--- RAW DATA ---

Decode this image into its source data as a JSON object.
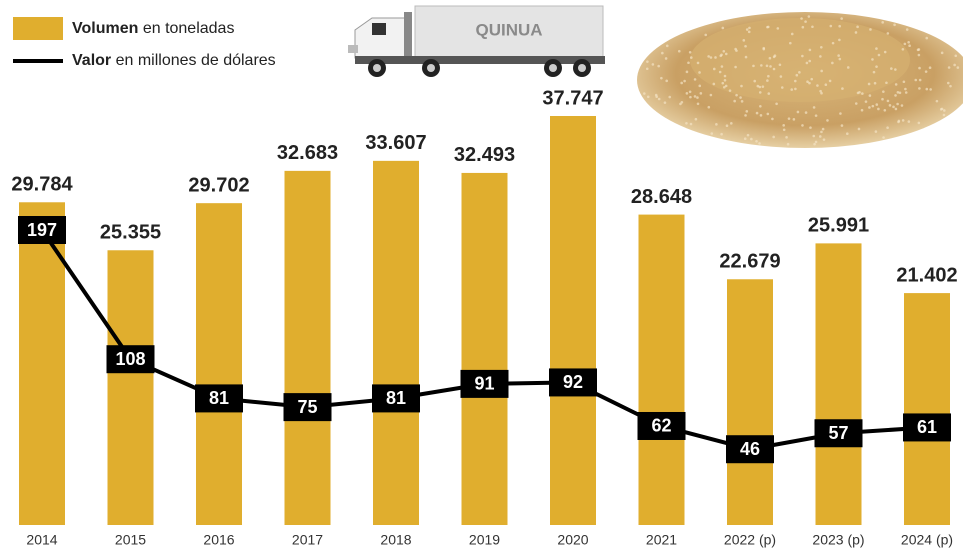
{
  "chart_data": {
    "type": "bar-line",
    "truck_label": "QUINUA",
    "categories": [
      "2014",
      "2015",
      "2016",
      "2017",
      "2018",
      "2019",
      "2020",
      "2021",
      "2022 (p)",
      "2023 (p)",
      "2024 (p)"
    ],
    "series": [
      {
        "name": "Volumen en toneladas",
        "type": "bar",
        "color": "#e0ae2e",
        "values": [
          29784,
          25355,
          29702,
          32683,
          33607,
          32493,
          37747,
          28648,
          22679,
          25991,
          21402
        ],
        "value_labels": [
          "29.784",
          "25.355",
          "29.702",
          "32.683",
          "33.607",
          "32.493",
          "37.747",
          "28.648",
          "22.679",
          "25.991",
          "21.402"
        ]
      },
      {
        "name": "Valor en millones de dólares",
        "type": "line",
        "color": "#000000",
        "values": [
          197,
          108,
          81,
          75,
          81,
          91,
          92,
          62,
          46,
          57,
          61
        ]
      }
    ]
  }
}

---

## GIVEN TASK
Drop the pictures and reproduce the rest of the entries above exactly.

## OUTPUT OF THE EXERCISE
Decode this image into its source data as a JSON object.
{
  "chart_data": {
    "type": "bar-line",
    "truck_label": "QUINUA",
    "categories": [
      "2014",
      "2015",
      "2016",
      "2017",
      "2018",
      "2019",
      "2020",
      "2021",
      "2022 (p)",
      "2023 (p)",
      "2024 (p)"
    ],
    "series": [
      {
        "name": "Volumen en toneladas",
        "type": "bar",
        "color": "#e0ae2e",
        "values": [
          29784,
          25355,
          29702,
          32683,
          33607,
          32493,
          37747,
          28648,
          22679,
          25991,
          21402
        ],
        "value_labels": [
          "29.784",
          "25.355",
          "29.702",
          "32.683",
          "33.607",
          "32.493",
          "37.747",
          "28.648",
          "22.679",
          "25.991",
          "21.402"
        ]
      },
      {
        "name": "Valor en millones de dólares",
        "type": "line",
        "color": "#000000",
        "values": [
          197,
          108,
          81,
          75,
          81,
          91,
          92,
          62,
          46,
          57,
          61
        ]
      }
    ]
  }
}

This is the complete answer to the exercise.